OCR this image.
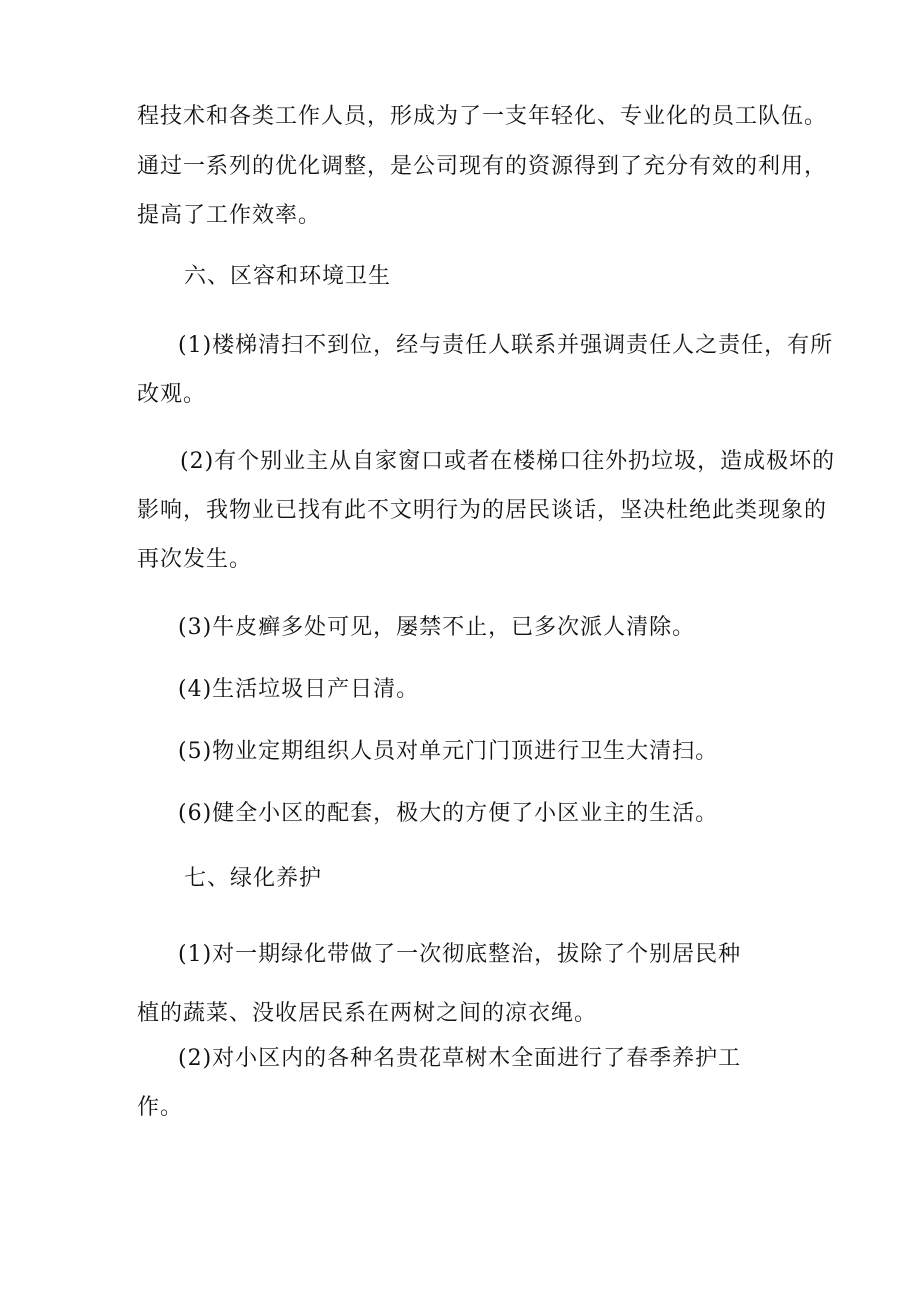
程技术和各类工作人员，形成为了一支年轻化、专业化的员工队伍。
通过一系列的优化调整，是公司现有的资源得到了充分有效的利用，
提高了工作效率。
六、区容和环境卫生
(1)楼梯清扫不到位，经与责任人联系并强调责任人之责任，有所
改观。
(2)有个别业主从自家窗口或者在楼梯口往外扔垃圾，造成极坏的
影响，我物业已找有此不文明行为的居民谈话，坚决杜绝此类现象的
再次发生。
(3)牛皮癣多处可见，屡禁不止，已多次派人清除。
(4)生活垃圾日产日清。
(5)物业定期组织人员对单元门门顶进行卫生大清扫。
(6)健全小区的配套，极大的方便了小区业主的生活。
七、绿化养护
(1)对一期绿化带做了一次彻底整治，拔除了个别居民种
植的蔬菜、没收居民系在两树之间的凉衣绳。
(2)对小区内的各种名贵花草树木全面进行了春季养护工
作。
::::
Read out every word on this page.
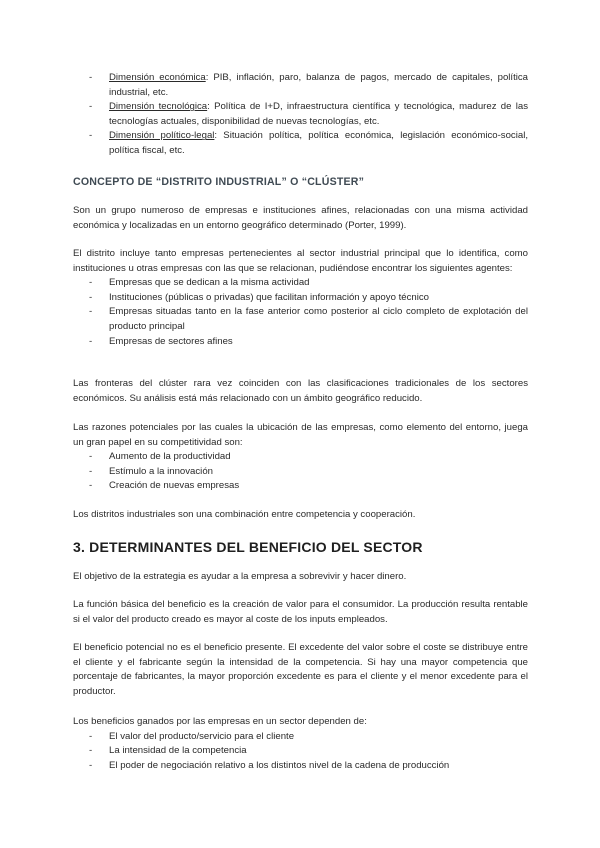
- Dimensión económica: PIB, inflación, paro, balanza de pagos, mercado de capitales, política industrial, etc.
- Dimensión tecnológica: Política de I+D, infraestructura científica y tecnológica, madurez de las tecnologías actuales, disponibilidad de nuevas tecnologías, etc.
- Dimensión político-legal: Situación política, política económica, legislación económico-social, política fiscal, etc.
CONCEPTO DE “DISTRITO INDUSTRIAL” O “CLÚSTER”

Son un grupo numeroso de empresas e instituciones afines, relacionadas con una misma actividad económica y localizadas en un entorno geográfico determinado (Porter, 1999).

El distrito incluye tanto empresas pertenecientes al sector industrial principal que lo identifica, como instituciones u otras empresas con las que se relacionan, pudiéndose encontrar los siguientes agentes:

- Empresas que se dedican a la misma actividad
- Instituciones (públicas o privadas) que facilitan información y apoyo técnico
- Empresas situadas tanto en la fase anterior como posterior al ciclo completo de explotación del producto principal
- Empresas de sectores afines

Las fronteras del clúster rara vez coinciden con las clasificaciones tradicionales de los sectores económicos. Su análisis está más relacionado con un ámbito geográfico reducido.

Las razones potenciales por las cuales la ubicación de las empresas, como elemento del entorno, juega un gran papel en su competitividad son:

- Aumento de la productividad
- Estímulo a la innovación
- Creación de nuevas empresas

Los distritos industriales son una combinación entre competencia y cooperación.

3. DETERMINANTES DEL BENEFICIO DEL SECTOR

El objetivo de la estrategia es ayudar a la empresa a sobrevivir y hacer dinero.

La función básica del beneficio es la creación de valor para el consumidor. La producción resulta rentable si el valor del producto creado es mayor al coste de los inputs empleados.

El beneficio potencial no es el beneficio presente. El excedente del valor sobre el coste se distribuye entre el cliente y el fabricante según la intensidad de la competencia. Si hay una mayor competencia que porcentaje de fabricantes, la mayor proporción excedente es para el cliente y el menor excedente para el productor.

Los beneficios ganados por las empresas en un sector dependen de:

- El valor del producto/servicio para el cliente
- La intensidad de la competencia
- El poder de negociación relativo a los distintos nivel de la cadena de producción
::::
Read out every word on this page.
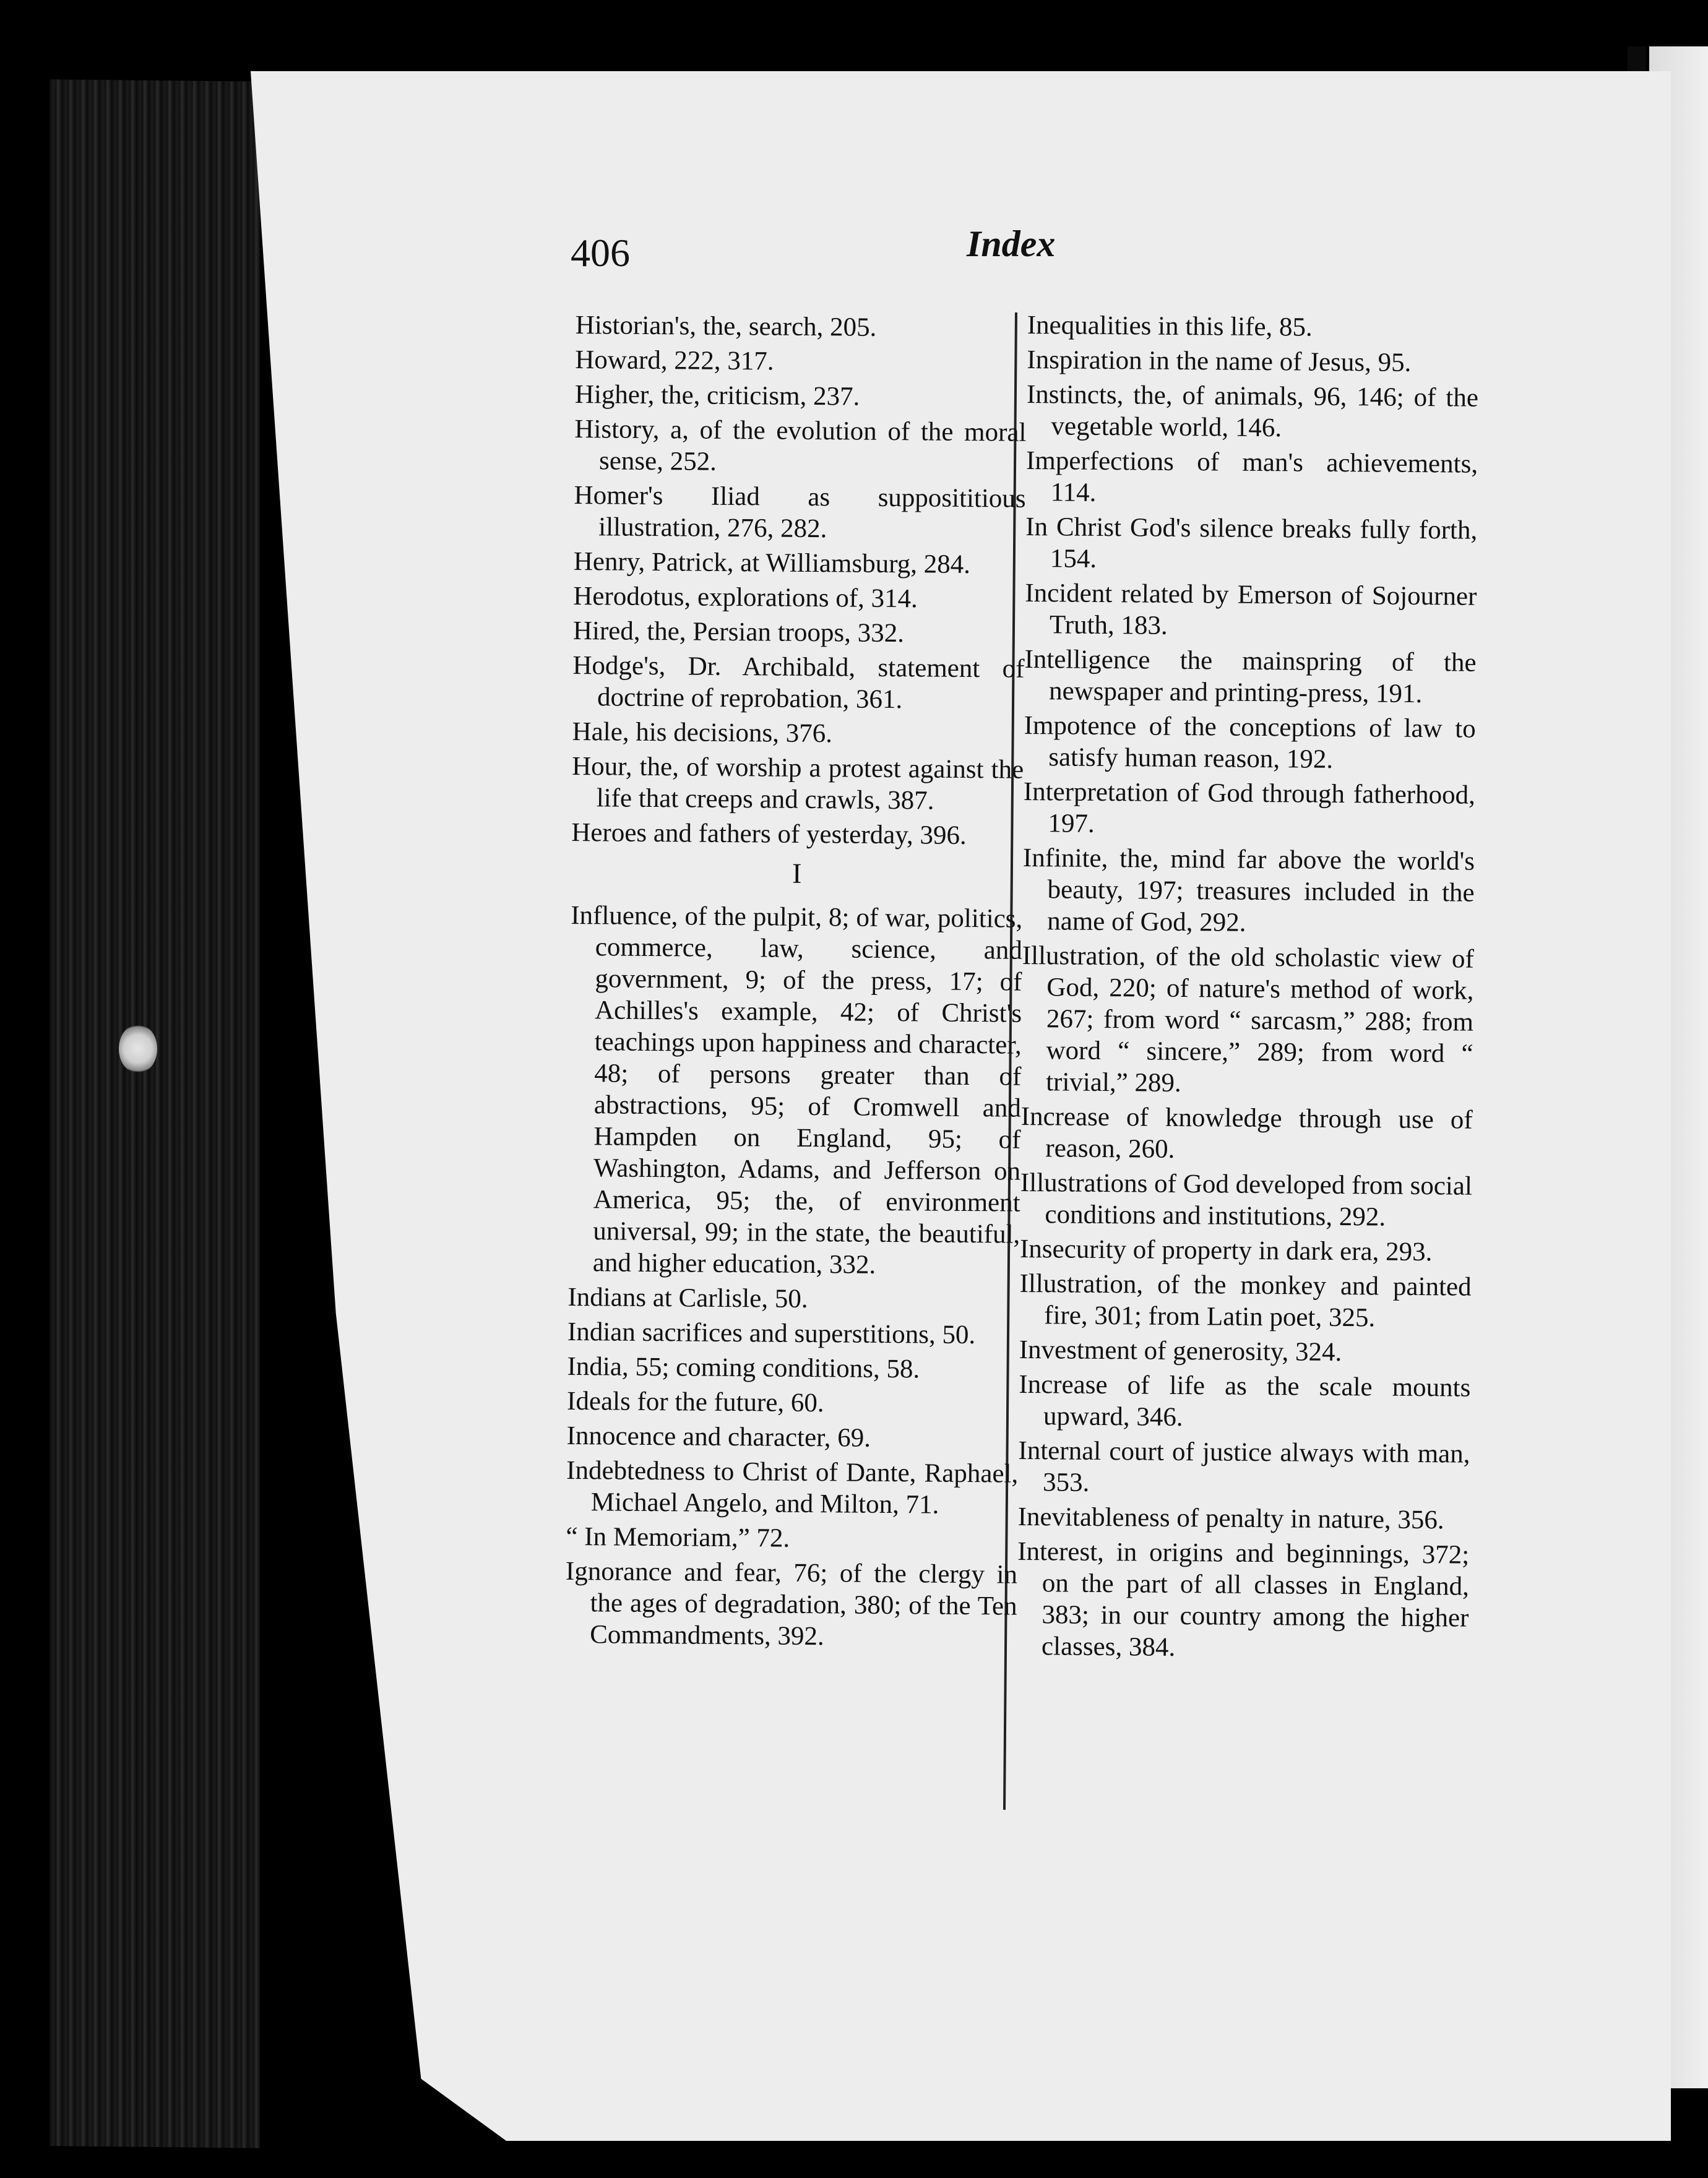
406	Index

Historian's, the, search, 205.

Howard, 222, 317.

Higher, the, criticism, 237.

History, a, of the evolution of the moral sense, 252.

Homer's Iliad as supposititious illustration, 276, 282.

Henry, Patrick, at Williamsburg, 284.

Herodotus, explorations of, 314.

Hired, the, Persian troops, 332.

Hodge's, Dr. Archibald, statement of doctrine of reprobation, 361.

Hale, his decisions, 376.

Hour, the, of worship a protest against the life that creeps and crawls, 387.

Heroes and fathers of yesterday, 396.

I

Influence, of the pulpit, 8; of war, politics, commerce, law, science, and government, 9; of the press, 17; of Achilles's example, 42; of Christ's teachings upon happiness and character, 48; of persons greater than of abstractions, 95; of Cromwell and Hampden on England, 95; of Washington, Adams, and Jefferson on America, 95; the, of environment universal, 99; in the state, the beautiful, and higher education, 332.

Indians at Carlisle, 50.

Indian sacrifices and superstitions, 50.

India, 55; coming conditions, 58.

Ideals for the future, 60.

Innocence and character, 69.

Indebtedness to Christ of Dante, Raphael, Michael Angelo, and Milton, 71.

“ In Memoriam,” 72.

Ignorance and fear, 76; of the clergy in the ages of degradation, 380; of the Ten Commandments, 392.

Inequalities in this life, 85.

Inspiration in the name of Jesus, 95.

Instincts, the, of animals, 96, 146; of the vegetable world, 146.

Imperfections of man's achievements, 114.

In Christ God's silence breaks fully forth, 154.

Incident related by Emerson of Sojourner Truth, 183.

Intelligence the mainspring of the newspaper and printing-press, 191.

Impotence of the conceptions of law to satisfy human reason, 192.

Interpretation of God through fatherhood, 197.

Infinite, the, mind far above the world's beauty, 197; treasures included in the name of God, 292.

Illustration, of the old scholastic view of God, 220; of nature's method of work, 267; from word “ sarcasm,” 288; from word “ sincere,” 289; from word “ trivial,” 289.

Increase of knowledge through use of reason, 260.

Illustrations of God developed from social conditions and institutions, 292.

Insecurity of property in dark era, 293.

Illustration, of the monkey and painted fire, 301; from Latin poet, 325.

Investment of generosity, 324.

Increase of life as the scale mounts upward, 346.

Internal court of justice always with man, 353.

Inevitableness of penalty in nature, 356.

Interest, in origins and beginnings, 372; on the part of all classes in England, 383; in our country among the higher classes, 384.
::::
__Description of the task__. Your answer should be a single number: the count of lines in the data that include the word "sectores".

__Response to the exercise__. 2